▶ **DESCRIPTION OF THE TASK**
Write out the listing below again, precisely as it is given.

==================================================

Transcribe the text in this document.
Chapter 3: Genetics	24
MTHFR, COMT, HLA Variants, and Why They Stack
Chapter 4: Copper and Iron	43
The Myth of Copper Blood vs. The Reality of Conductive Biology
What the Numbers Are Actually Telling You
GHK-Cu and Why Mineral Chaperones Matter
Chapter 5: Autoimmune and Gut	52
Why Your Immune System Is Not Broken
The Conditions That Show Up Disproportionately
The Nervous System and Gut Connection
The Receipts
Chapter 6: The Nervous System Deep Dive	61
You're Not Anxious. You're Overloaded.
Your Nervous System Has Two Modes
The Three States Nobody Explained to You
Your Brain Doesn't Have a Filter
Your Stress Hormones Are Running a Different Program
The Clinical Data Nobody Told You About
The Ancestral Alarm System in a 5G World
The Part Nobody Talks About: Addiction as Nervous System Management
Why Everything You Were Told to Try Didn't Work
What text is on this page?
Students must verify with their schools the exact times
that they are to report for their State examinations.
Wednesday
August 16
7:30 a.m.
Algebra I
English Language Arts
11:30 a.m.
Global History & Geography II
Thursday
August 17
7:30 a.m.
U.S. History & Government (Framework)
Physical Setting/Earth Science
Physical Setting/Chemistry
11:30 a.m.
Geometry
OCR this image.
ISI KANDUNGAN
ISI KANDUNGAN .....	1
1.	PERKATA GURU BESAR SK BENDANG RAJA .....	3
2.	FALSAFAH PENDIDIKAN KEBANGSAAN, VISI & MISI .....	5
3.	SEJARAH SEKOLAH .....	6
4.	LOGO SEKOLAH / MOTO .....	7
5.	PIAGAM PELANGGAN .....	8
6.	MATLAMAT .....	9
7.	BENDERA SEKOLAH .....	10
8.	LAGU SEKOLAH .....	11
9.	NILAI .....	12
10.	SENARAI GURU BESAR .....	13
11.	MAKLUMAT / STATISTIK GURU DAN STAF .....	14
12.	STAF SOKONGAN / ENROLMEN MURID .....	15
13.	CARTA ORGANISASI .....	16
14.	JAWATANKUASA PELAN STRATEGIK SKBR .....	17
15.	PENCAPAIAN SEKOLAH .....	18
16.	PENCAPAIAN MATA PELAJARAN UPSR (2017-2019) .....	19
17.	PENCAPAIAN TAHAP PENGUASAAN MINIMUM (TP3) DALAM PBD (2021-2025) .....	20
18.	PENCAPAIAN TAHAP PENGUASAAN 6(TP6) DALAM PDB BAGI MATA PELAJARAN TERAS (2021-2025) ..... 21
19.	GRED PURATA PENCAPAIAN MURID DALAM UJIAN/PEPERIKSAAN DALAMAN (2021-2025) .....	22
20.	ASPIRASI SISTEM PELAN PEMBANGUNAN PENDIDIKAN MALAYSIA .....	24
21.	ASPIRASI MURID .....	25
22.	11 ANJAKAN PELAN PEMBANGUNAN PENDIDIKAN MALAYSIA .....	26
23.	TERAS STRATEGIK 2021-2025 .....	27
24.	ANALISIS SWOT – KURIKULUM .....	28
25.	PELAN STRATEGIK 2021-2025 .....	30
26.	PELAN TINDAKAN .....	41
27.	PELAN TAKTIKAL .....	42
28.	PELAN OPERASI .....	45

==================================================

▶ **COMPLETED EXERCISE**
Transcribe the text in this document.
Chapter 3: Genetics	24
MTHFR, COMT, HLA Variants, and Why They Stack
Chapter 4: Copper and Iron	43
The Myth of Copper Blood vs. The Reality of Conductive Biology
What the Numbers Are Actually Telling You
GHK-Cu and Why Mineral Chaperones Matter
Chapter 5: Autoimmune and Gut	52
Why Your Immune System Is Not Broken
The Conditions That Show Up Disproportionately
The Nervous System and Gut Connection
The Receipts
Chapter 6: The Nervous System Deep Dive	61
You're Not Anxious. You're Overloaded.
Your Nervous System Has Two Modes
The Three States Nobody Explained to You
Your Brain Doesn't Have a Filter
Your Stress Hormones Are Running a Different Program
The Clinical Data Nobody Told You About
The Ancestral Alarm System in a 5G World
The Part Nobody Talks About: Addiction as Nervous System Management
Why Everything You Were Told to Try Didn't Work
What text is on this page?
Students must verify with their schools the exact times
that they are to report for their State examinations.
Wednesday
August 16
7:30 a.m.
Algebra I
English Language Arts
11:30 a.m.
Global History & Geography II
Thursday
August 17
7:30 a.m.
U.S. History & Government (Framework)
Physical Setting/Earth Science
Physical Setting/Chemistry
11:30 a.m.
Geometry
OCR this image.
ISI KANDUNGAN
ISI KANDUNGAN .....	1
1.	PERKATA GURU BESAR SK BENDANG RAJA .....	3
2.	FALSAFAH PENDIDIKAN KEBANGSAAN, VISI & MISI .....	5
3.	SEJARAH SEKOLAH .....	6
4.	LOGO SEKOLAH / MOTO .....	7
5.	PIAGAM PELANGGAN .....	8
6.	MATLAMAT .....	9
7.	BENDERA SEKOLAH .....	10
8.	LAGU SEKOLAH .....	11
9.	NILAI .....	12
10.	SENARAI GURU BESAR .....	13
11.	MAKLUMAT / STATISTIK GURU DAN STAF .....	14
12.	STAF SOKONGAN / ENROLMEN MURID .....	15
13.	CARTA ORGANISASI .....	16
14.	JAWATANKUASA PELAN STRATEGIK SKBR .....	17
15.	PENCAPAIAN SEKOLAH .....	18
16.	PENCAPAIAN MATA PELAJARAN UPSR (2017-2019) .....	19
17.	PENCAPAIAN TAHAP PENGUASAAN MINIMUM (TP3) DALAM PBD (2021-2025) .....	20
18.	PENCAPAIAN TAHAP PENGUASAAN 6(TP6) DALAM PDB BAGI MATA PELAJARAN TERAS (2021-2025) ..... 21
19.	GRED PURATA PENCAPAIAN MURID DALAM UJIAN/PEPERIKSAAN DALAMAN (2021-2025) .....	22
20.	ASPIRASI SISTEM PELAN PEMBANGUNAN PENDIDIKAN MALAYSIA .....	24
21.	ASPIRASI MURID .....	25
22.	11 ANJAKAN PELAN PEMBANGUNAN PENDIDIKAN MALAYSIA .....	26
23.	TERAS STRATEGIK 2021-2025 .....	27
24.	ANALISIS SWOT – KURIKULUM .....	28
25.	PELAN STRATEGIK 2021-2025 .....	30
26.	PELAN TINDAKAN .....	41
27.	PELAN TAKTIKAL .....	42
28.	PELAN OPERASI .....	45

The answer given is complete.